Entries taken from a collection
━━━━━━━━━━━━━━━━━━━━

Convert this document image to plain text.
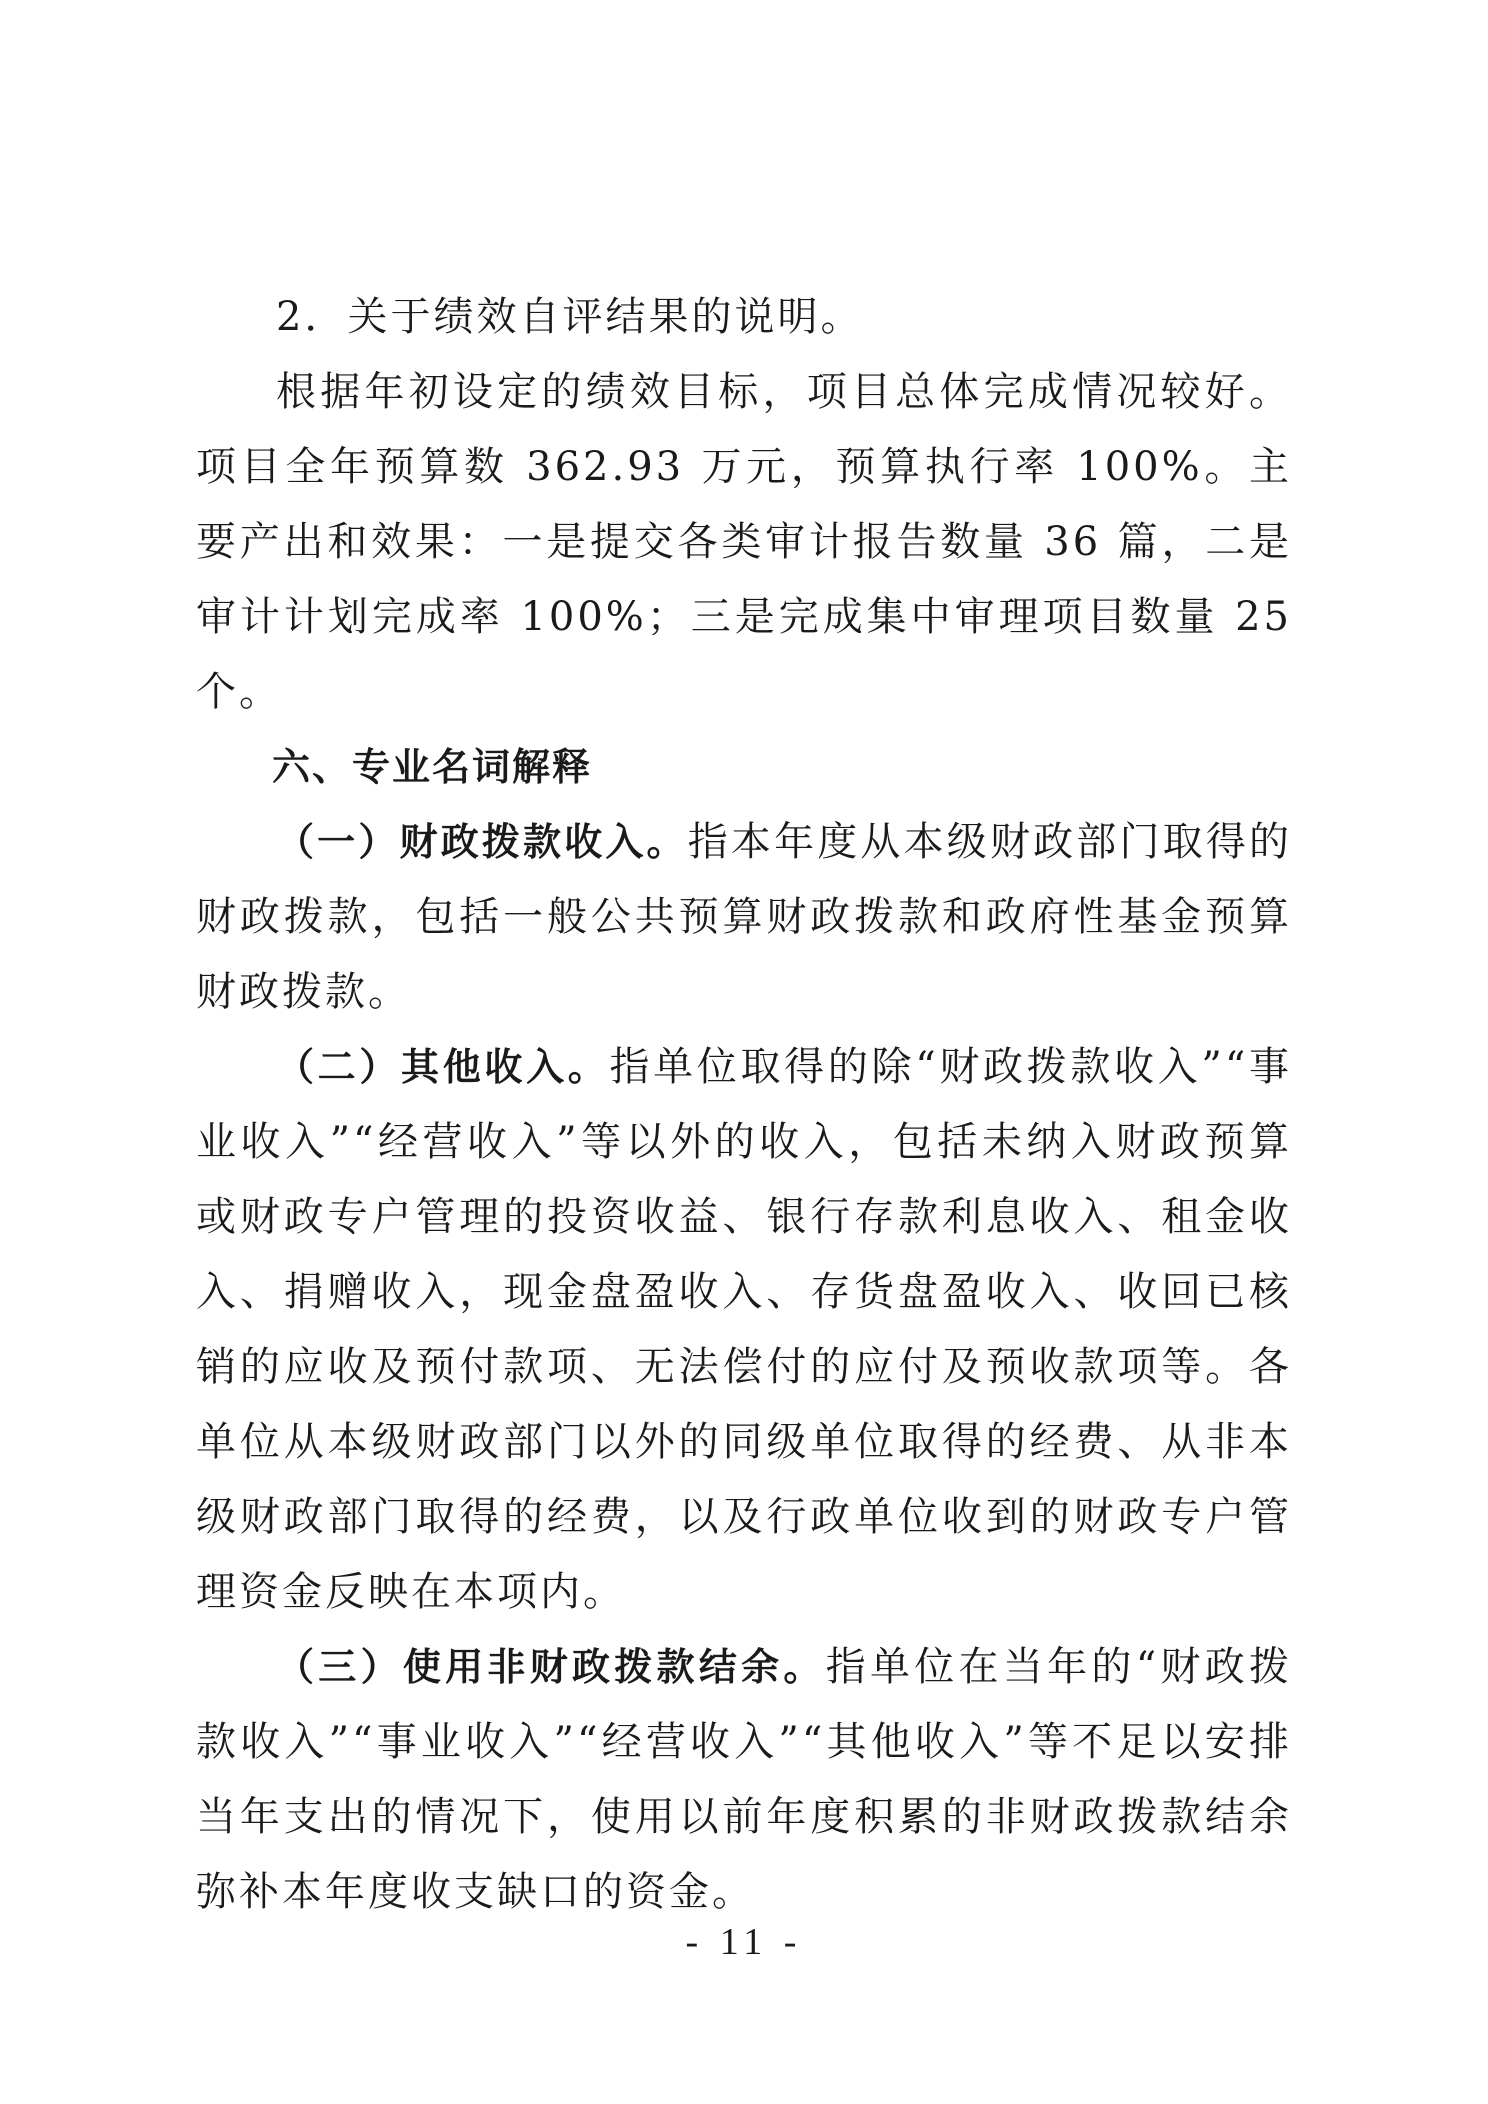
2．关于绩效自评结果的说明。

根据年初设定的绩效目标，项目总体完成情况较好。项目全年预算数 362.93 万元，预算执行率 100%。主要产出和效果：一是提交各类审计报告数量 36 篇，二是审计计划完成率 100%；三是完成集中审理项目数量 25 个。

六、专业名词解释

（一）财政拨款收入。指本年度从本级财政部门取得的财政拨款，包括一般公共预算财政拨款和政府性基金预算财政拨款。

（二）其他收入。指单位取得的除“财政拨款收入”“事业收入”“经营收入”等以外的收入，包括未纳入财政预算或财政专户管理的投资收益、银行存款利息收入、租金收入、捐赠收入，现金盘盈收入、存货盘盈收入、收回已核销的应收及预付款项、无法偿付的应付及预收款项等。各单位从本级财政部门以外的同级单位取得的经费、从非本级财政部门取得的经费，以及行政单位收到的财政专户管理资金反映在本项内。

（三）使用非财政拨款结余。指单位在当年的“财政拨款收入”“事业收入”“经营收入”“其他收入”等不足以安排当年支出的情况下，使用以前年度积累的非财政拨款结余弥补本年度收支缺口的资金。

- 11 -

━━━━━━━━━━━━━━━━━━━━

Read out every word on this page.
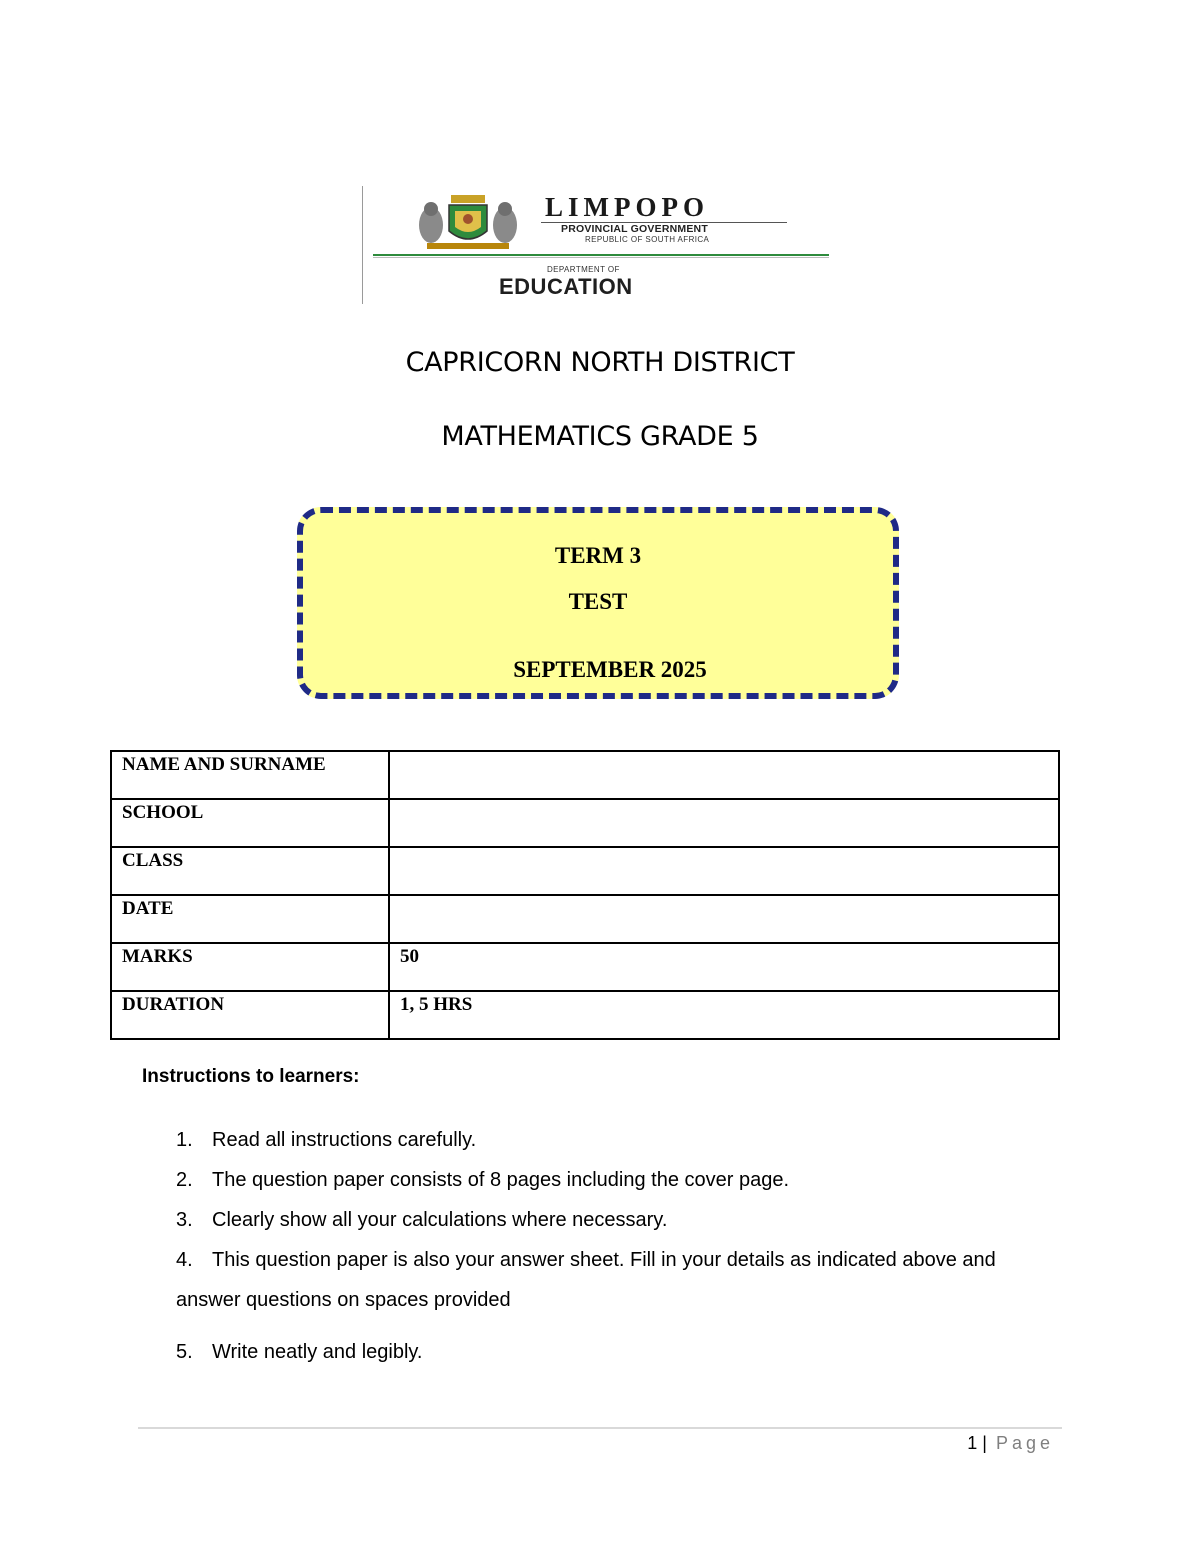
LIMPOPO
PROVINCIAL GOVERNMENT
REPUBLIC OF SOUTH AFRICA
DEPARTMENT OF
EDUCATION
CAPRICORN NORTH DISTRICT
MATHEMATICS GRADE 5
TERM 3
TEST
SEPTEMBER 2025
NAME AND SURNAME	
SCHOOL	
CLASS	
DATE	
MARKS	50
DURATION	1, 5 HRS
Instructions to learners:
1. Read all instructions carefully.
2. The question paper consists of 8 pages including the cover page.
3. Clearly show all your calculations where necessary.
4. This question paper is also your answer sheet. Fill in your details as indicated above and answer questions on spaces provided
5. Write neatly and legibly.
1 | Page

━━━━━━━━━━━━━━━━━━━━

* **Task brief**:
Among the lines of the records above, count those holding the string "your", and report only the number.

* **Complete response**:
2